- _Job_
Write only the number of lines in the records beneath that hold "الملفات".

- _Available data_

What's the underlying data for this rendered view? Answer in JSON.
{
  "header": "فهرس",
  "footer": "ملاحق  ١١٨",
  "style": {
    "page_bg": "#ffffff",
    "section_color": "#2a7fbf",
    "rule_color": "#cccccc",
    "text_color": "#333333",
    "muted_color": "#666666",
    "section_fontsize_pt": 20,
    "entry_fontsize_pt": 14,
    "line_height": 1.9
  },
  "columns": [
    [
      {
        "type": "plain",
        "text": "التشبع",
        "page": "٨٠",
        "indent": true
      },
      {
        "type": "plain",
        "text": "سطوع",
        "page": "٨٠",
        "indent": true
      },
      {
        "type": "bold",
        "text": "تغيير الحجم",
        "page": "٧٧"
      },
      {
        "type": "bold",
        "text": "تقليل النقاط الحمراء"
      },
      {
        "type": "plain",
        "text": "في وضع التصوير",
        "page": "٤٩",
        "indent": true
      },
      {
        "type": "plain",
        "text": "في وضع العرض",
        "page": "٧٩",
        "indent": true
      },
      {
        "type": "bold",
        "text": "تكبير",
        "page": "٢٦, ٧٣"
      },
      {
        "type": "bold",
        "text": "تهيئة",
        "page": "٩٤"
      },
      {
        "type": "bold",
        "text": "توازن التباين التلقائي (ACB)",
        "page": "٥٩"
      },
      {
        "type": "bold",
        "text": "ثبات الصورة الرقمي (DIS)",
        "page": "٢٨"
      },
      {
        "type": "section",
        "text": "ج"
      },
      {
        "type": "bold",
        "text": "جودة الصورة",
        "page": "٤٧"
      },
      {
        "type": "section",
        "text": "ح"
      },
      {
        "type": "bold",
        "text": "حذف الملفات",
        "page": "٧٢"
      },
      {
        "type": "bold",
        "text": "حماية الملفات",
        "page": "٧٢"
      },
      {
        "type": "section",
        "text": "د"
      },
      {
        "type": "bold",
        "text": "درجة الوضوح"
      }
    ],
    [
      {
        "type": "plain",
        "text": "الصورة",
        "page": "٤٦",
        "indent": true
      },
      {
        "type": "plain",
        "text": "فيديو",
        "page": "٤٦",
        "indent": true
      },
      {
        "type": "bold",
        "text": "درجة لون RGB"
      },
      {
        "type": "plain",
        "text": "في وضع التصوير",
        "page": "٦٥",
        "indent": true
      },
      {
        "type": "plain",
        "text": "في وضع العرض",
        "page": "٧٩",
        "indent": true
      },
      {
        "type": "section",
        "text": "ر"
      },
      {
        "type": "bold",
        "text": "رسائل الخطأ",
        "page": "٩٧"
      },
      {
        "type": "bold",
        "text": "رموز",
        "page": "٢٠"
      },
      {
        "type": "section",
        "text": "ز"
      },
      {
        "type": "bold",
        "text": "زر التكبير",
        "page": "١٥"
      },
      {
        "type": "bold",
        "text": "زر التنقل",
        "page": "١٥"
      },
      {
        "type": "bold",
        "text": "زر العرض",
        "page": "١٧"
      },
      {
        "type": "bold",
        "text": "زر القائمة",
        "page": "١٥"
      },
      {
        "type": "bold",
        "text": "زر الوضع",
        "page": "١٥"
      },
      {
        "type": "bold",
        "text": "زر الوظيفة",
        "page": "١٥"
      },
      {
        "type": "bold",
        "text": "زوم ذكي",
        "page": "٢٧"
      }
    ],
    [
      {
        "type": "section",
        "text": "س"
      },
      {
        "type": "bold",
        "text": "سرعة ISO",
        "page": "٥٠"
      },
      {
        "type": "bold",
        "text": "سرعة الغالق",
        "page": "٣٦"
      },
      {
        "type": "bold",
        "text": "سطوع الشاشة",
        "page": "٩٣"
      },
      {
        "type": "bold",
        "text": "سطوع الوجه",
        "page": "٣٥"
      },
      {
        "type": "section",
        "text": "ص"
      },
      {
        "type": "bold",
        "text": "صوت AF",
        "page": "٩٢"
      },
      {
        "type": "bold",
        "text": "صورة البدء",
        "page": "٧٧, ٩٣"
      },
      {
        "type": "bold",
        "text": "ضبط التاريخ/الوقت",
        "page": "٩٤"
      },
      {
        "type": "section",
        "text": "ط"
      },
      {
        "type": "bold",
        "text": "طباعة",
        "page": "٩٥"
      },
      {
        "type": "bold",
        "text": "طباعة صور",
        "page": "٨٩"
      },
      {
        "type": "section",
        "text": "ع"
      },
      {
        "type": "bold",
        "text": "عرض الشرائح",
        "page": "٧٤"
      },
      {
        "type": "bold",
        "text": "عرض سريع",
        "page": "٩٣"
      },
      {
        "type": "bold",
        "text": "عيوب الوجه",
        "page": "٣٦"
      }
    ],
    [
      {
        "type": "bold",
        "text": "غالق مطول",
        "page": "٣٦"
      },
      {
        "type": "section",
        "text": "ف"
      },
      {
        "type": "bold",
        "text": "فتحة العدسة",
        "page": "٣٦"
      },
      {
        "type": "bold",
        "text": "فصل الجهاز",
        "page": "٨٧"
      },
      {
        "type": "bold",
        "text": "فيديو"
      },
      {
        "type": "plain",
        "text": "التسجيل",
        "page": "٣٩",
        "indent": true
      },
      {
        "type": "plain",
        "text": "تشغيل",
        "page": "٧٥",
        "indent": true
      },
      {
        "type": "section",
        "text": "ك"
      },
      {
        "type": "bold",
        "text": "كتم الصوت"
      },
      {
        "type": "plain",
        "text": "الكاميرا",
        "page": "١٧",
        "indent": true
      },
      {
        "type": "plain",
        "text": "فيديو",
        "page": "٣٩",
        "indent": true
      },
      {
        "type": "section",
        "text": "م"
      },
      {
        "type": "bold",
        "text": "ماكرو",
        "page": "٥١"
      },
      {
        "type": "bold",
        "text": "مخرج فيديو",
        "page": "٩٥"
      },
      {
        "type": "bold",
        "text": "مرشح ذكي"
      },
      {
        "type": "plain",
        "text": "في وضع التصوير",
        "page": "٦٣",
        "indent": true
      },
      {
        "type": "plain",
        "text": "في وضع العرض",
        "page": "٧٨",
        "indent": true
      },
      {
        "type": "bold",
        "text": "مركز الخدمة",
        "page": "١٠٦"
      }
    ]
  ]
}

- _Output for this exercise_
2